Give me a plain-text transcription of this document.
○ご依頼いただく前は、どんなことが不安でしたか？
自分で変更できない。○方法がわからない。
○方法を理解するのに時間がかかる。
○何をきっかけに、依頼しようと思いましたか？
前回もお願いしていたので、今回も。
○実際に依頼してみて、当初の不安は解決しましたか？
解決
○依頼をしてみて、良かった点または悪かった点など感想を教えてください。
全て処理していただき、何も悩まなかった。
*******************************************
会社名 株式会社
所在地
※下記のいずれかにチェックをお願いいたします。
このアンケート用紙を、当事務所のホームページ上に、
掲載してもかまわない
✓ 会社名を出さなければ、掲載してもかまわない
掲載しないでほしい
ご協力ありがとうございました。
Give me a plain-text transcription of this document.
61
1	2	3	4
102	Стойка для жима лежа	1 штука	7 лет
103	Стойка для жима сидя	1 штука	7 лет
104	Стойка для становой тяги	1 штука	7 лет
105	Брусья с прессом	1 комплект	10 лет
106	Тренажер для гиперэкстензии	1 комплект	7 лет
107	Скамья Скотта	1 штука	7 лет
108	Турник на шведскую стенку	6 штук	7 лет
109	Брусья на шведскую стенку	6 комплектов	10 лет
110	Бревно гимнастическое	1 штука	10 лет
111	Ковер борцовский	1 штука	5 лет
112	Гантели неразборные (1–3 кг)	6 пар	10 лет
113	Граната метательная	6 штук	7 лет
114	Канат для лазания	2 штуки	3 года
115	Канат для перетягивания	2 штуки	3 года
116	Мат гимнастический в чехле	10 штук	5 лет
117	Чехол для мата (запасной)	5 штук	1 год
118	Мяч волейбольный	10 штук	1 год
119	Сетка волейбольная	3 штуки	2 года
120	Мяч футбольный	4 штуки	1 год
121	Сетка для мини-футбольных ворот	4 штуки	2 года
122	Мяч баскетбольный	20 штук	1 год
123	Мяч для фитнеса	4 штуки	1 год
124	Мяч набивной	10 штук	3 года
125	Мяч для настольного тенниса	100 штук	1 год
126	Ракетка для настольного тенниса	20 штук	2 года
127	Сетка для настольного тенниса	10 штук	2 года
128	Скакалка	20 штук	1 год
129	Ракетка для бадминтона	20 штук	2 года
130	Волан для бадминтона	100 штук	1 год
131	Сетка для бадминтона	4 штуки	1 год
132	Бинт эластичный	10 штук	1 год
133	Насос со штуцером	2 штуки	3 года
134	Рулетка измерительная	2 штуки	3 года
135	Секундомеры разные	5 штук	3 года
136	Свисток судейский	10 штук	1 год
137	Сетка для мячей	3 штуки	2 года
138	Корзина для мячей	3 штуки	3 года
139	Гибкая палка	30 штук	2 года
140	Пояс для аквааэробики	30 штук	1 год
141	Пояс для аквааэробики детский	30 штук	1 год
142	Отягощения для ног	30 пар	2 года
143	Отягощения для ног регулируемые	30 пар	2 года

______

◆ TASK TO CARRY OUT ◆
Return from the data every line that holds "掲載してもかまわない".

◆ SOLUTION FOR THIS EXERCISE ◆
掲載してもかまわない
✓ 会社名を出さなければ、掲載してもかまわない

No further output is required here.